◆ TASK DESCRIPTION
Extract the lines that hold the string "payment".

=-=-=

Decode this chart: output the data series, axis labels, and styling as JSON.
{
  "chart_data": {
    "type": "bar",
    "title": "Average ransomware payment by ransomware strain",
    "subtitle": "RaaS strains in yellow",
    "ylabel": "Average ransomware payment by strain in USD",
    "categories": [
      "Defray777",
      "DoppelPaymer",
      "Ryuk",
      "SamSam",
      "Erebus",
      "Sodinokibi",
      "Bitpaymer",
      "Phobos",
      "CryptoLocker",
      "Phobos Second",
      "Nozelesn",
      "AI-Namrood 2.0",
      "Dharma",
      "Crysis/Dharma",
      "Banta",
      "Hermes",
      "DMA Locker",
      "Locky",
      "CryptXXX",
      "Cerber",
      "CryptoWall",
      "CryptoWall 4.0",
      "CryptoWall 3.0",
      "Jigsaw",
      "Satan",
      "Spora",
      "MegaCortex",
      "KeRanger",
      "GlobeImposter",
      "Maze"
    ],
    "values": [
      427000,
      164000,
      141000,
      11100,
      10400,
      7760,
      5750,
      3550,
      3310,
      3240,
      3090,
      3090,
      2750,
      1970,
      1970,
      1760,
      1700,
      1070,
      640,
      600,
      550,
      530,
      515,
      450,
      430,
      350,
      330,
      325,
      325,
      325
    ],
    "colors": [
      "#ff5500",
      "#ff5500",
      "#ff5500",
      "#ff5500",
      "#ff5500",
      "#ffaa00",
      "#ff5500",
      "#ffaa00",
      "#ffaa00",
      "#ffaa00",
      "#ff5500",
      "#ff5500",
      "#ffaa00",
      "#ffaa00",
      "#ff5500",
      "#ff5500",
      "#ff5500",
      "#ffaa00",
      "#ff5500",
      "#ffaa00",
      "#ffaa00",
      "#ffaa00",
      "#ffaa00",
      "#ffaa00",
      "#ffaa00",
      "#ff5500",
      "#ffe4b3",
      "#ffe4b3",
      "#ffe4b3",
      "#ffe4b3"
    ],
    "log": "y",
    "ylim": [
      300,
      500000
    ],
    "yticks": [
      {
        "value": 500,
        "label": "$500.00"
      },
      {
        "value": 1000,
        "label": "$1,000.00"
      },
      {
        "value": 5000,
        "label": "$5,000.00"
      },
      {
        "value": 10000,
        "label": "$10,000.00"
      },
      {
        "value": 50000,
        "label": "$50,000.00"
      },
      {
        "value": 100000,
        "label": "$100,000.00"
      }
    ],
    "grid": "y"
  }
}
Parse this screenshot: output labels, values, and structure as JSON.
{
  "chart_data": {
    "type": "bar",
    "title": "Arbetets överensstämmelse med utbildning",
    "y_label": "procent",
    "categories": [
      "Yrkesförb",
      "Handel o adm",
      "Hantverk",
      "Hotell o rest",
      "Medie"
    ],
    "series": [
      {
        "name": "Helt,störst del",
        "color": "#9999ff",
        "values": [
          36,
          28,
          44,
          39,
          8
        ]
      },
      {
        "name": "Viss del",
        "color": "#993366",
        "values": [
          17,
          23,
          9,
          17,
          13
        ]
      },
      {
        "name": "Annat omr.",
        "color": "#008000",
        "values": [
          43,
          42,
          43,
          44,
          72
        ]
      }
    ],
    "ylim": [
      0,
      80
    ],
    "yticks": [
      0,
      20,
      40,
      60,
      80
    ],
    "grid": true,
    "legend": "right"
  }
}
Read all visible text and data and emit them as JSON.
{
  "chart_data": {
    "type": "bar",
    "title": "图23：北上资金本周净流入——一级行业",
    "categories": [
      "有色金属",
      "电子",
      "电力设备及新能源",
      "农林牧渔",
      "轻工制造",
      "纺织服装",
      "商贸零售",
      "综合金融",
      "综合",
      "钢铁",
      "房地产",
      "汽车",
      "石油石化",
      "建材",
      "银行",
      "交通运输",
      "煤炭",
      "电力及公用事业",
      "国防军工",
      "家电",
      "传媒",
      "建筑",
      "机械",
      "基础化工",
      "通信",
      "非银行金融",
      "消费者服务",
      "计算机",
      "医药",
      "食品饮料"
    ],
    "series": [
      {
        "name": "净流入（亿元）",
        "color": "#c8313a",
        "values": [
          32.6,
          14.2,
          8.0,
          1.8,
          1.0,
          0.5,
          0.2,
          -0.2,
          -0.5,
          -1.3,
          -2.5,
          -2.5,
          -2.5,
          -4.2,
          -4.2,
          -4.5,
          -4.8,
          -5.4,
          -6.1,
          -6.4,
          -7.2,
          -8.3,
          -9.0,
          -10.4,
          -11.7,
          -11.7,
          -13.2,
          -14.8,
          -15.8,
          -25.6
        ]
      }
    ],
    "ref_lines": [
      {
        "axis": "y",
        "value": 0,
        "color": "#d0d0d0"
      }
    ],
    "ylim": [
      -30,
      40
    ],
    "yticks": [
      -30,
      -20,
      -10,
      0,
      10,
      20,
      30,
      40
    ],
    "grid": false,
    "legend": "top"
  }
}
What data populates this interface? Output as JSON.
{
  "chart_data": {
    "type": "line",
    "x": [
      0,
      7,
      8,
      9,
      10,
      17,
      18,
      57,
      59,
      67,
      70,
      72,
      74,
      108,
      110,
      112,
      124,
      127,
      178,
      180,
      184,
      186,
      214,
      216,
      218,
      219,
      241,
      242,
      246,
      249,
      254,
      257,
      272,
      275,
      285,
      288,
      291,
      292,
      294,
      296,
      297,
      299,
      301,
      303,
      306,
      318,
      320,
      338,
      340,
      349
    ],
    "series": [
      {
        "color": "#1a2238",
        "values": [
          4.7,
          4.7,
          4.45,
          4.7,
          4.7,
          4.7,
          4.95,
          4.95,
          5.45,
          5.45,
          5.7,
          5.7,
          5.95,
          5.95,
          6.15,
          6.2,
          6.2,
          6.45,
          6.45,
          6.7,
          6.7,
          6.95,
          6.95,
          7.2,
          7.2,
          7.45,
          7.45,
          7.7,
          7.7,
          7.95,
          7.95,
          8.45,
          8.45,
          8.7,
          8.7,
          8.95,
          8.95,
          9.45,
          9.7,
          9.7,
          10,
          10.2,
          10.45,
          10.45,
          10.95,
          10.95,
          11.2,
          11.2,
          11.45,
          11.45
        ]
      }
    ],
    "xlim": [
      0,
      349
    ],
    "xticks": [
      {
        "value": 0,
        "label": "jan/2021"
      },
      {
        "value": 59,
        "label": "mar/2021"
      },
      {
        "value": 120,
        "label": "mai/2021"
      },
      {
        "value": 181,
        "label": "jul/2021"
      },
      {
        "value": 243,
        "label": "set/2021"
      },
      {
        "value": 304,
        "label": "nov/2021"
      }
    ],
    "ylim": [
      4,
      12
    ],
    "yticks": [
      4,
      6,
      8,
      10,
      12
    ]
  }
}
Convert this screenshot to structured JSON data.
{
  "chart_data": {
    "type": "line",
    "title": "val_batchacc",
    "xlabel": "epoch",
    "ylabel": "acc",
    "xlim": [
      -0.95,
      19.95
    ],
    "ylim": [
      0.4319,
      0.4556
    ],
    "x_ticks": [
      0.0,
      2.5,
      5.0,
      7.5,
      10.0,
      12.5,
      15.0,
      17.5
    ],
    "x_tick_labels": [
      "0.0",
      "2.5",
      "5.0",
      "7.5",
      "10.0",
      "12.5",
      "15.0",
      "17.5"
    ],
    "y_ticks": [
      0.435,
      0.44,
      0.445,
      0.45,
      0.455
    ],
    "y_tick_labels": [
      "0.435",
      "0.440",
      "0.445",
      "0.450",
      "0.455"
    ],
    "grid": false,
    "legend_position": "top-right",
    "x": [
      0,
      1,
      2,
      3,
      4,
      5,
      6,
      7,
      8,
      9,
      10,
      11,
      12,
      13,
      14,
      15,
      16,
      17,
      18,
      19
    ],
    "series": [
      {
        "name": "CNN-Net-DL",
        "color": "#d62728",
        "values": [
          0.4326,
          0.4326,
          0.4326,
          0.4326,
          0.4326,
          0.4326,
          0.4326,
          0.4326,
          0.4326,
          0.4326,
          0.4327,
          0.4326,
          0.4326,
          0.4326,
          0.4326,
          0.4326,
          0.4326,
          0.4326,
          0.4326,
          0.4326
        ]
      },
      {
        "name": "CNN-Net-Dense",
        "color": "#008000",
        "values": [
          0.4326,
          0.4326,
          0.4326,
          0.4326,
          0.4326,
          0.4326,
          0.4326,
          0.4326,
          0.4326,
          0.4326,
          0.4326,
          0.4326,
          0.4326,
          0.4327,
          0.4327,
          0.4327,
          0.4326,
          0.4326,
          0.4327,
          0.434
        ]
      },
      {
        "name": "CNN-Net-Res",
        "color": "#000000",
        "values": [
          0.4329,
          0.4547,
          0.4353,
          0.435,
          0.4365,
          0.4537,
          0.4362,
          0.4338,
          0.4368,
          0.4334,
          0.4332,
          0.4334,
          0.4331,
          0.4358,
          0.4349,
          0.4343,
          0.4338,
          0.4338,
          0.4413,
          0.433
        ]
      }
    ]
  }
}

=-=-=

◆ ANSWER TO THIS PROBLEM
    "title": "Average ransomware payment by ransomware strain",
    "ylabel": "Average ransomware payment by strain in USD",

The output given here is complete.